What to do: Scan the listing that follows and report how many lines contain "Pena". Write the number alone.

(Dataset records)
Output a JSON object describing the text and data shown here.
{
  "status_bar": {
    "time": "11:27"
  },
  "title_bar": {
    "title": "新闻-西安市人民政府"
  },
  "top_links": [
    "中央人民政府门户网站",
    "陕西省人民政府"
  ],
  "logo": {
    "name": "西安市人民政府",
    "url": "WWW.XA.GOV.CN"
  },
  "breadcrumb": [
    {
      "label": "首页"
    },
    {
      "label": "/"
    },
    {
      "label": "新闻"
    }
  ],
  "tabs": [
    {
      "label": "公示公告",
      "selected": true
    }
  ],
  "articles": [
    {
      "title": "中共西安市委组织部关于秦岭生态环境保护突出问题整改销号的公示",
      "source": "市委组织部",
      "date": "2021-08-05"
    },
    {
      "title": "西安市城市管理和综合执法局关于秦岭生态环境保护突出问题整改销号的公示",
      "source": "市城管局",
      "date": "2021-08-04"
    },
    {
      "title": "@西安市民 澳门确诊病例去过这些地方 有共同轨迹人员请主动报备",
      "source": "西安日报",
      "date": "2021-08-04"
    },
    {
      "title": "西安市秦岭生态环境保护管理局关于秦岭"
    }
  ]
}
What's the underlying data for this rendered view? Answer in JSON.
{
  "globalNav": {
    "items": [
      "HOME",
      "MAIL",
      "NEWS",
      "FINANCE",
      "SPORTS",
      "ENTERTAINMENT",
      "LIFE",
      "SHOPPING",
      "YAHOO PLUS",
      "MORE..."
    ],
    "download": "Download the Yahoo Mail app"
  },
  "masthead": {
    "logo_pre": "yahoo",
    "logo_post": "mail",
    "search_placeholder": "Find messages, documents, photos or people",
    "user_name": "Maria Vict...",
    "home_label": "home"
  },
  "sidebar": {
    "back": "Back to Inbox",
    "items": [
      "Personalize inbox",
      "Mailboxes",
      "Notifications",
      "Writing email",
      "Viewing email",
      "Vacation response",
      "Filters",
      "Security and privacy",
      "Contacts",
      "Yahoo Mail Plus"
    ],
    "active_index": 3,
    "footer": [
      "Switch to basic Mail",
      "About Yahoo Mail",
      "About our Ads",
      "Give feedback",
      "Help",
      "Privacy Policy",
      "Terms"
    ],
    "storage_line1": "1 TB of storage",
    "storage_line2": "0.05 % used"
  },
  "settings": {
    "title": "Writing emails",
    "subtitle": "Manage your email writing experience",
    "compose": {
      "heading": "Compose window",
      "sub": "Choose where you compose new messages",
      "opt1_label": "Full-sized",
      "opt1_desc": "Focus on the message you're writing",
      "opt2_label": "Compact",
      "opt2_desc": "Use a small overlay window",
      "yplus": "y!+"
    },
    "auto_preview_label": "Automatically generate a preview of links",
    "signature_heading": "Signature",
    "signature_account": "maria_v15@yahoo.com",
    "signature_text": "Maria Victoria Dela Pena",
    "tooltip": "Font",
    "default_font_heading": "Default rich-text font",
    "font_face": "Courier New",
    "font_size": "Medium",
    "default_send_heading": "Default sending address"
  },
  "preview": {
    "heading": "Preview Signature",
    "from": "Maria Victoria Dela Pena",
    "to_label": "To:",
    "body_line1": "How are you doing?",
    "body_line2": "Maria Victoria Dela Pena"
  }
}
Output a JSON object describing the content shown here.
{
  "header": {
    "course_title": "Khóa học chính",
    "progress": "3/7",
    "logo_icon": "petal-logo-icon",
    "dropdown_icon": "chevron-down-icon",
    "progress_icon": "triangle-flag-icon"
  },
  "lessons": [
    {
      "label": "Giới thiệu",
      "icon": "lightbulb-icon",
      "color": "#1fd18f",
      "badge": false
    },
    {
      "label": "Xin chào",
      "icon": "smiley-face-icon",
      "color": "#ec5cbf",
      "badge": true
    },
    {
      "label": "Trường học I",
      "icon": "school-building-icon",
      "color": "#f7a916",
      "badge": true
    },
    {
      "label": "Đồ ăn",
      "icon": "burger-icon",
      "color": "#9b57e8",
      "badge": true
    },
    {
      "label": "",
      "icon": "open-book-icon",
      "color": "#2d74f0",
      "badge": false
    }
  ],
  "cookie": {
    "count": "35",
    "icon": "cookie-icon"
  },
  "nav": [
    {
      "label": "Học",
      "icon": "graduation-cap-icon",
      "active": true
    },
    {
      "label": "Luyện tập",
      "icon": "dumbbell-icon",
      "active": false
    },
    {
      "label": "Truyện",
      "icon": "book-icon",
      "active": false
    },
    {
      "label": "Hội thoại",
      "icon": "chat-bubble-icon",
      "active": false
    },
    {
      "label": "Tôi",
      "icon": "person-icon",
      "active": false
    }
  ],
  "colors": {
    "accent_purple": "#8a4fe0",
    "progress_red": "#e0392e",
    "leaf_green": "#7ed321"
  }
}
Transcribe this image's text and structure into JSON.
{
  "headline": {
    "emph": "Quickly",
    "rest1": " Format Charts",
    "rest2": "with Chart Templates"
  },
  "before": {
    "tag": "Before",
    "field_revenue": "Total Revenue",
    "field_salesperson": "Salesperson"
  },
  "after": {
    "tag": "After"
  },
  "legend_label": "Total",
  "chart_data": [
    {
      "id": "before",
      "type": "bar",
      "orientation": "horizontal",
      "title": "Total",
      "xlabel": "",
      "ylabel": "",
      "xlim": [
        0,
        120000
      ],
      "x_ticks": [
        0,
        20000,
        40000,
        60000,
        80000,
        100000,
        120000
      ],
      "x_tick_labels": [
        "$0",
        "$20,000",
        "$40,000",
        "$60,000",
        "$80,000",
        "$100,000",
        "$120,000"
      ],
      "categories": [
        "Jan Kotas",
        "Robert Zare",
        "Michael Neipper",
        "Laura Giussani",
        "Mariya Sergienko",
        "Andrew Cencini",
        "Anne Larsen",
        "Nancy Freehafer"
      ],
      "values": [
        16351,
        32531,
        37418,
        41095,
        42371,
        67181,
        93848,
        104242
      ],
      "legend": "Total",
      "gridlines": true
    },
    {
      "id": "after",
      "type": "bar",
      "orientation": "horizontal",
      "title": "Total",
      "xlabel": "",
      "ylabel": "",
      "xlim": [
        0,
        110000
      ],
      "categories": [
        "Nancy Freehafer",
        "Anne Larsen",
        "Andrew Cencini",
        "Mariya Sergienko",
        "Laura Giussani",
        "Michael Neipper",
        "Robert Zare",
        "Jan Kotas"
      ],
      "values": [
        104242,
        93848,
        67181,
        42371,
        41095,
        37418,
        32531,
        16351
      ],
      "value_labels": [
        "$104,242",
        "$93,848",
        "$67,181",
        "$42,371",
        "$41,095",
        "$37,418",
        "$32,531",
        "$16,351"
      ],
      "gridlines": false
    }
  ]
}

The response: 3